• _Problem description_: Count how many lines hold the word "JSON" and give that number as the whole answer.
* START Entries provided *
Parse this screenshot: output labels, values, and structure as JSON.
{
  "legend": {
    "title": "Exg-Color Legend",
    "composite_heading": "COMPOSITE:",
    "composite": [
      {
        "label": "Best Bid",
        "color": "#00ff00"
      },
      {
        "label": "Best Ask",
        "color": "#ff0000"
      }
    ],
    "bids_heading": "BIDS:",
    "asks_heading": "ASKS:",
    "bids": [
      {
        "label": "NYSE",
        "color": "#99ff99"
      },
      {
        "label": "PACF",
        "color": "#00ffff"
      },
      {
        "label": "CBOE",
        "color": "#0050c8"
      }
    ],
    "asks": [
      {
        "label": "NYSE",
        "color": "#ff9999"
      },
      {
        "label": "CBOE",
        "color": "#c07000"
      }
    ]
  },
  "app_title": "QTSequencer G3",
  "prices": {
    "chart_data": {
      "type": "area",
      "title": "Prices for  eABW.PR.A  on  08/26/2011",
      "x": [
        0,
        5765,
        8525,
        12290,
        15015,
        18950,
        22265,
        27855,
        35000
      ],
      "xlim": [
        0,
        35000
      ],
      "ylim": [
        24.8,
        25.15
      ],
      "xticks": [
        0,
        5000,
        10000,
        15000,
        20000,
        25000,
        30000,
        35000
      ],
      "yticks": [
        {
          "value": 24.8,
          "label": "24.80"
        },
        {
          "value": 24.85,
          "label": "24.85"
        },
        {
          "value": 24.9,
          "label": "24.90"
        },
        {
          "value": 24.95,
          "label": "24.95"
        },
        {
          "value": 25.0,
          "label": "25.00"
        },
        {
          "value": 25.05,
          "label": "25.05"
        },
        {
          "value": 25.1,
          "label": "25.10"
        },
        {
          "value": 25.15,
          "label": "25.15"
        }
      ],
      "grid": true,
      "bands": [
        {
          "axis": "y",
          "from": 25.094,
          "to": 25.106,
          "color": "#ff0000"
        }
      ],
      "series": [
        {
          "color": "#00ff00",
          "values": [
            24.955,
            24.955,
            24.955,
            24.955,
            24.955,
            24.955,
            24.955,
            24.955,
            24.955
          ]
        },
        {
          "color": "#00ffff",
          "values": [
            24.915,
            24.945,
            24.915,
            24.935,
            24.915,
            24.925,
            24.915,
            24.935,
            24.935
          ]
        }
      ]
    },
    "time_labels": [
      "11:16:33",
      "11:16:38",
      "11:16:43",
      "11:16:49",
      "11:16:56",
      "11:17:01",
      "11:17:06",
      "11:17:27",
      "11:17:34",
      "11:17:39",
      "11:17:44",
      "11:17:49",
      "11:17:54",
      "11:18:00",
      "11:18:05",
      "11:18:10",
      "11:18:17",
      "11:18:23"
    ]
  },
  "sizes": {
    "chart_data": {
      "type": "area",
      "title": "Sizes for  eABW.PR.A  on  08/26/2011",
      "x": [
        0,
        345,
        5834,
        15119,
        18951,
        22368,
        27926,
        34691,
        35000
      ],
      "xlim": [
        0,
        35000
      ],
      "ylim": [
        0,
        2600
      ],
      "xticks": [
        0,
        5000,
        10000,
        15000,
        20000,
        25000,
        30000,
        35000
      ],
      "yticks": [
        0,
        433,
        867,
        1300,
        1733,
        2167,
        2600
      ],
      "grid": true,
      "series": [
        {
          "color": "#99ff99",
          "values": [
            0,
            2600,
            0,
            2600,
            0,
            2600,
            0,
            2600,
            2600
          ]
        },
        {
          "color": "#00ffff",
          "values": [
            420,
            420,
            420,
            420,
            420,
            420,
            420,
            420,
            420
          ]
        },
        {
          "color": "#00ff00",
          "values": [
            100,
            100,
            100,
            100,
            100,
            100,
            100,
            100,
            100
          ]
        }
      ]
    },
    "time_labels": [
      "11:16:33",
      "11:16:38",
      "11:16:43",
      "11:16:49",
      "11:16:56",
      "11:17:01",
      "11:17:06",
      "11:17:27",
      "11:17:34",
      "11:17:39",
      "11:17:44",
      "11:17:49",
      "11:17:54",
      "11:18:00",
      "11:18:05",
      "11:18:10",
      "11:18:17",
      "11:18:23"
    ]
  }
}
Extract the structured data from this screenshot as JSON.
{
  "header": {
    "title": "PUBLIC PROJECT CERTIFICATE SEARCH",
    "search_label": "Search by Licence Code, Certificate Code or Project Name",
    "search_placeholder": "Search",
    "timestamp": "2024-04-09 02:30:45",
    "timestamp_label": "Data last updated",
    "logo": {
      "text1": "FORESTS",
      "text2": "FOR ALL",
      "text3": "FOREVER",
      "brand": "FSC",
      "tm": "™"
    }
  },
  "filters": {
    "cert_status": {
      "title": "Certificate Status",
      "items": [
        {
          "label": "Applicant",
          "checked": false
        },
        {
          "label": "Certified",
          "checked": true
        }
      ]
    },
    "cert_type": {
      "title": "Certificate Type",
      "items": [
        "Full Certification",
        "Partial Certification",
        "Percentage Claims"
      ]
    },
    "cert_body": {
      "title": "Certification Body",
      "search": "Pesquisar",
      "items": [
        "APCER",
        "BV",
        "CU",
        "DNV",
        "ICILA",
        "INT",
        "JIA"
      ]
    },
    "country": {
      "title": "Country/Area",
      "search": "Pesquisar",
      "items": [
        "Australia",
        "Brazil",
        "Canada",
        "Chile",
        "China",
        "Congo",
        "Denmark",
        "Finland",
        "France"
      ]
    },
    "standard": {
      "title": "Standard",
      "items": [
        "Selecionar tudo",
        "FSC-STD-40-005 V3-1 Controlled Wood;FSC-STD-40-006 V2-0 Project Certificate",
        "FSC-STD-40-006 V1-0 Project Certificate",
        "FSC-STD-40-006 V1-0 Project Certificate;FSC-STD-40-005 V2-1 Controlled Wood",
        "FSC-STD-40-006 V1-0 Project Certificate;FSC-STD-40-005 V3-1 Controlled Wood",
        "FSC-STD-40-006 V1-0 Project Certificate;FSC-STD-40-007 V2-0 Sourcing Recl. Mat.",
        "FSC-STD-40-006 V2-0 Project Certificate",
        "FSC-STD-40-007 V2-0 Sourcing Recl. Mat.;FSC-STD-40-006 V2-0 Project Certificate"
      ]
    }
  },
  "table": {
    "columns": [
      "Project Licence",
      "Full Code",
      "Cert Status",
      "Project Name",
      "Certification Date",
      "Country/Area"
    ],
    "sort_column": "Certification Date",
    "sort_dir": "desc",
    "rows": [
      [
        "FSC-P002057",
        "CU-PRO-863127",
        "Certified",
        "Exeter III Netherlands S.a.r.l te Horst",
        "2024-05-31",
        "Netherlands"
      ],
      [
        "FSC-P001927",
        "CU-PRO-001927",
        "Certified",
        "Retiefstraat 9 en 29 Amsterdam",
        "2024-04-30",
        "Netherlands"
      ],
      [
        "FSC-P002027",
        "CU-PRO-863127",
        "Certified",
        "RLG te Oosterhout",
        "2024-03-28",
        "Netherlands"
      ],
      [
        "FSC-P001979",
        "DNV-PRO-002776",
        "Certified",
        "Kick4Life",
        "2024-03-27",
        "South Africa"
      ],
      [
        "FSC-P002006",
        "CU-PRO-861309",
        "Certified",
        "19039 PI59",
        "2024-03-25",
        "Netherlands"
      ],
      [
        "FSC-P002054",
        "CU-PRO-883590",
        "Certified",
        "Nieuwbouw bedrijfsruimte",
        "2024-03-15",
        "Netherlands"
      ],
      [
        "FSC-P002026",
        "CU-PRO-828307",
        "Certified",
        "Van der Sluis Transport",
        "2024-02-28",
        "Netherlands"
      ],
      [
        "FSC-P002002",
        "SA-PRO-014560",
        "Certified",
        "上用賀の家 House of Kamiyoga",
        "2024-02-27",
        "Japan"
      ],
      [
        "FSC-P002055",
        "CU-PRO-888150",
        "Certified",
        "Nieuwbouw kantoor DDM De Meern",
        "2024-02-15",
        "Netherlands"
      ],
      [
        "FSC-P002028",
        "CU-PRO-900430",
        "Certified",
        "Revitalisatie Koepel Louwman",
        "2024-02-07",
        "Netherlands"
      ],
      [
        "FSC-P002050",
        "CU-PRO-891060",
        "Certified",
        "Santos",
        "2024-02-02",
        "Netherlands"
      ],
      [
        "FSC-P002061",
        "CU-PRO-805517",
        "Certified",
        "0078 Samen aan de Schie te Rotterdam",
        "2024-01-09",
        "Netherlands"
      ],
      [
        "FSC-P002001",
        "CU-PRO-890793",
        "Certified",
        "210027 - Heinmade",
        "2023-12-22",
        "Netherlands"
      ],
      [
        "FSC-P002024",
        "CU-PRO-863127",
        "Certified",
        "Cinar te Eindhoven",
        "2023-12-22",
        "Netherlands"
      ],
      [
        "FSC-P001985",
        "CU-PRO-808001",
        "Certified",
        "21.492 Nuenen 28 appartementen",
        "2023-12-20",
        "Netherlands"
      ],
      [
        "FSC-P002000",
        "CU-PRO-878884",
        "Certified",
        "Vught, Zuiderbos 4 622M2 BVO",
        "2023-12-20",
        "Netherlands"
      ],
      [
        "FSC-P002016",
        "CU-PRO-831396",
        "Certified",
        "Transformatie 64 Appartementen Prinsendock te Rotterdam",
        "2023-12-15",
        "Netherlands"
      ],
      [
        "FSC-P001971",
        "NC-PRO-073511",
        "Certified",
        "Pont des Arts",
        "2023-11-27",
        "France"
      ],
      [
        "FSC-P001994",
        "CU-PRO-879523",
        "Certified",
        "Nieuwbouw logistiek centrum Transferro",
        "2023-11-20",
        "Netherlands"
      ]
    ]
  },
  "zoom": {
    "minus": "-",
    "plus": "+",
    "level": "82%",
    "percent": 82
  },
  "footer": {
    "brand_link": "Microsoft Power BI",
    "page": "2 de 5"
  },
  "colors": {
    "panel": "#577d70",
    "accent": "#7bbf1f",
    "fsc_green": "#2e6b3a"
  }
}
* END Entries provided *
* START Entries provided *
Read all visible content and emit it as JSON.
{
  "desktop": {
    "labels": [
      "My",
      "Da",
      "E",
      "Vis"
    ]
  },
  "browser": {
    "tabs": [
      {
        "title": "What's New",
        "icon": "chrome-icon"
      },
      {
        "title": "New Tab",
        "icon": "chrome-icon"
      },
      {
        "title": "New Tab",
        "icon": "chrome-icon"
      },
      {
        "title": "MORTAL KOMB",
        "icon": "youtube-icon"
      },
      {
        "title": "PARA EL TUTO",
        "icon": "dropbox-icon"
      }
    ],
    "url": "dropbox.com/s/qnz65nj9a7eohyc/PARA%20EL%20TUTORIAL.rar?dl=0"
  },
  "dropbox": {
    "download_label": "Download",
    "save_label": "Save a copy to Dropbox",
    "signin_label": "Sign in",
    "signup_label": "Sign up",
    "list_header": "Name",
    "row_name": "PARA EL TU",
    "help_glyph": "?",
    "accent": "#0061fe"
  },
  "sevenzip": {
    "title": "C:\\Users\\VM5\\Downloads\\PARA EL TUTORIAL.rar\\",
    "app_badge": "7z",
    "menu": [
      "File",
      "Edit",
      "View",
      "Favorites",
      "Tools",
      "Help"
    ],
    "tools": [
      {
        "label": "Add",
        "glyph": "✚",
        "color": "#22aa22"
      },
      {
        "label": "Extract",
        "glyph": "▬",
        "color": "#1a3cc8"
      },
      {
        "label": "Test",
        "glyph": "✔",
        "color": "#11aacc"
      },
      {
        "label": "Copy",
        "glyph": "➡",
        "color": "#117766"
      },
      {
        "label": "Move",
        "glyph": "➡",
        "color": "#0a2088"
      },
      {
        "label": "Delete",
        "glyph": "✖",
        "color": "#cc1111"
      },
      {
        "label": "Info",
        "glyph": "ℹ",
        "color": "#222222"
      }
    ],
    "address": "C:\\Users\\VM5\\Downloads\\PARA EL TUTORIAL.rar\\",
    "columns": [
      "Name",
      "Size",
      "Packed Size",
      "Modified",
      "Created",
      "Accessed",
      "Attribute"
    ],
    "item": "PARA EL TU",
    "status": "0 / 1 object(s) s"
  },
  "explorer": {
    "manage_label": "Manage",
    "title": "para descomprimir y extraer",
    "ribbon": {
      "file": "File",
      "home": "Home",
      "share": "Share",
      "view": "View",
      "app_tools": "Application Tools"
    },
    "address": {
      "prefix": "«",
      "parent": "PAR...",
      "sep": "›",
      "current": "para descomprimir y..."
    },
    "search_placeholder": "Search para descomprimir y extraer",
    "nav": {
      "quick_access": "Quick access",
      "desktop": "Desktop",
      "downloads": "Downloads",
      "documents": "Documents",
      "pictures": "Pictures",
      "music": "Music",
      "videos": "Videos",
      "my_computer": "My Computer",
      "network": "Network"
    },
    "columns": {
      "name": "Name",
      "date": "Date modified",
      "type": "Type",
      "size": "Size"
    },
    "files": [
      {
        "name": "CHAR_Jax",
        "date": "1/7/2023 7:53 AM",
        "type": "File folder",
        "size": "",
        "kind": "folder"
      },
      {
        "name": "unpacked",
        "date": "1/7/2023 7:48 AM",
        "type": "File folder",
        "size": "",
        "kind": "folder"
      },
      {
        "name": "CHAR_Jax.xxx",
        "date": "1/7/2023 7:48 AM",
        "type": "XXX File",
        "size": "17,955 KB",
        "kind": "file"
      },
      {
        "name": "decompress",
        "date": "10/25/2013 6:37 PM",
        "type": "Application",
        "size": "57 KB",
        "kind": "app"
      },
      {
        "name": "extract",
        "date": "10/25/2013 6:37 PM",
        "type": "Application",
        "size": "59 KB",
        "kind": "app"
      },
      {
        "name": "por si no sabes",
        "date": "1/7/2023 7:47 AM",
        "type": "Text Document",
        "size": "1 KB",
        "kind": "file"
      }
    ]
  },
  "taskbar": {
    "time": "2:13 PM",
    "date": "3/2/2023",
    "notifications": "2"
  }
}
* END Entries provided *
* START Entries provided *
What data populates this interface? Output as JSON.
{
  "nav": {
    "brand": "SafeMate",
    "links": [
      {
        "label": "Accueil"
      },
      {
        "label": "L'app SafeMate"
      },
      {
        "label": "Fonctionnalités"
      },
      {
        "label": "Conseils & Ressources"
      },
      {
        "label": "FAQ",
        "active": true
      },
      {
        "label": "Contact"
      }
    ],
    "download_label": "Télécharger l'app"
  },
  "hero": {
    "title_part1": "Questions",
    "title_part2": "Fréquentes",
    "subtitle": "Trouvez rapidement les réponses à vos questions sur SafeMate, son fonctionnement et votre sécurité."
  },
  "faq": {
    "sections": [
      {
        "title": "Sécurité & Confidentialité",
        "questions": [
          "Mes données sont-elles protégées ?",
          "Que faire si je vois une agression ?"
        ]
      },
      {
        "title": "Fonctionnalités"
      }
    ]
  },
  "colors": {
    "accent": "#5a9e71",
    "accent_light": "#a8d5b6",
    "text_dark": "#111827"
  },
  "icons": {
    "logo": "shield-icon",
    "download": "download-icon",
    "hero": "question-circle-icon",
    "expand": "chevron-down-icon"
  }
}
* END Entries provided *
• _Expected output_: 4